Data entries
++++++++++

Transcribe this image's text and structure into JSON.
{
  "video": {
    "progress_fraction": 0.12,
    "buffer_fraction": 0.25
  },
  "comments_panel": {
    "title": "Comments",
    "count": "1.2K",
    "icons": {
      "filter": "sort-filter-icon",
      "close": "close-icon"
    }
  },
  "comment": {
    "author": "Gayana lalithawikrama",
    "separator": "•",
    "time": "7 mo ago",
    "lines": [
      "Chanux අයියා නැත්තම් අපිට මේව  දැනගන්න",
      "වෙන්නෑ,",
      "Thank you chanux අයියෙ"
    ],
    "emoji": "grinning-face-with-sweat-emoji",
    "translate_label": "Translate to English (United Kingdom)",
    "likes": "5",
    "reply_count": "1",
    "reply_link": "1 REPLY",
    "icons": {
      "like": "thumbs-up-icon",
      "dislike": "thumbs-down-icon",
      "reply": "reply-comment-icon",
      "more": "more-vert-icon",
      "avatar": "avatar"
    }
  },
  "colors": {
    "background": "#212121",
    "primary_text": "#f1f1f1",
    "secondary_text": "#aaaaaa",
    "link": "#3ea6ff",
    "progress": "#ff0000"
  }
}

++++++++++

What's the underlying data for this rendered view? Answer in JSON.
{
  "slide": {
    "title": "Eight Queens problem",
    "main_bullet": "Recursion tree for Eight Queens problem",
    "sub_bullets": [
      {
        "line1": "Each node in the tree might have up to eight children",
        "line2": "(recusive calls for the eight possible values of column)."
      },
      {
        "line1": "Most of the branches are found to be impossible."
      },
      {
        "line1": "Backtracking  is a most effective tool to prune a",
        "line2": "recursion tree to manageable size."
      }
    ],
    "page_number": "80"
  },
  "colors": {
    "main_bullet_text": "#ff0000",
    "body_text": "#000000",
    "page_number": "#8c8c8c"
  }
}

++++++++++

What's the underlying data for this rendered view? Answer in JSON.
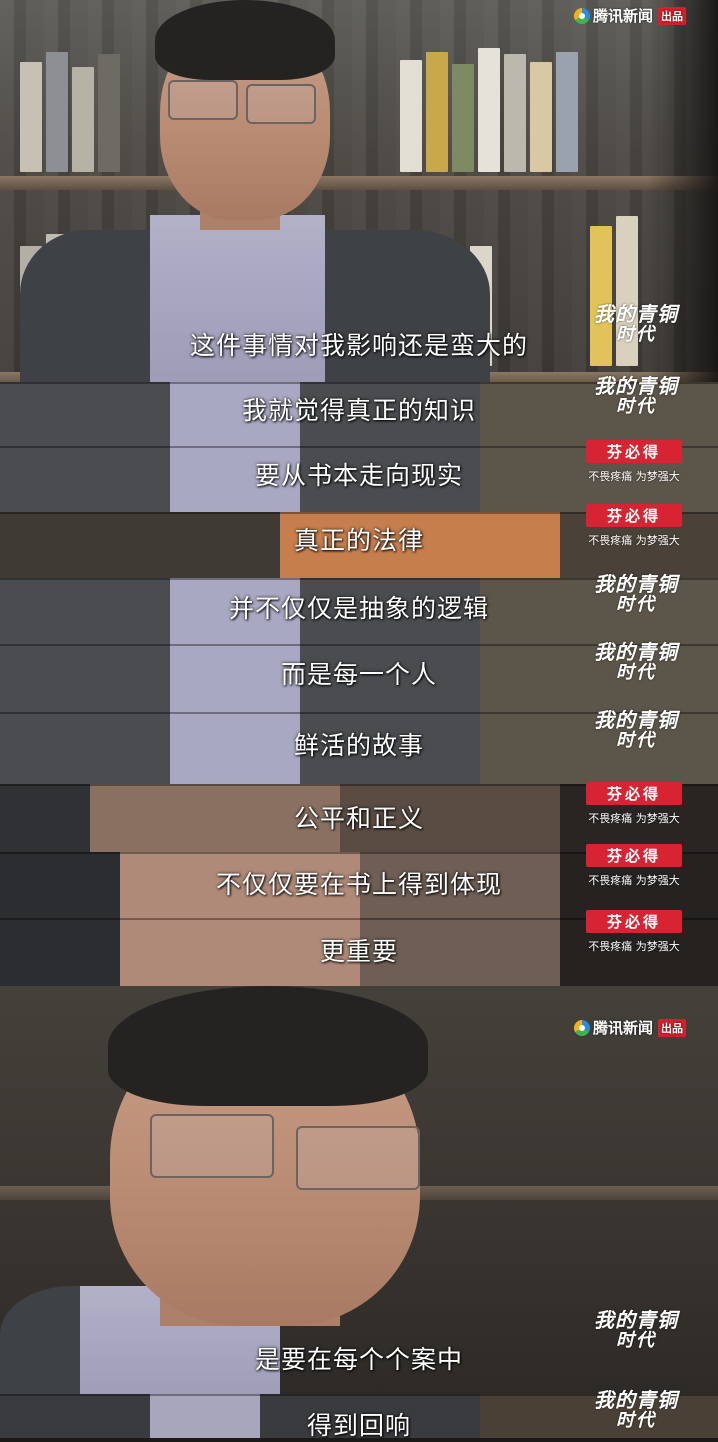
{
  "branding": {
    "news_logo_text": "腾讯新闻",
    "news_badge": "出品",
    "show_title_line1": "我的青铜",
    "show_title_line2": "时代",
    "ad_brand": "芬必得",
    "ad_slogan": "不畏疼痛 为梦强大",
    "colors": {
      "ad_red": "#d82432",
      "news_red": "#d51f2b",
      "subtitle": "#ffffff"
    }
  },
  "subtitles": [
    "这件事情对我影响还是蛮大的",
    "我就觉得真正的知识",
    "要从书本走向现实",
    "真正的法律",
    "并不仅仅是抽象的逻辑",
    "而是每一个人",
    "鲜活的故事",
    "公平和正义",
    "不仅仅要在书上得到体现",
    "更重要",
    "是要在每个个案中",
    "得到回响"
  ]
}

++++++++++

EXERCISE DIRECTIONS - Filter for "tree". Return all lines that hold it.

ANSWER FOR THE TASK -
    "main_bullet": "Recursion tree for Eight Queens problem",
        "line1": "Each node in the tree might have up to eight children",
        "line2": "recursion tree to manageable size."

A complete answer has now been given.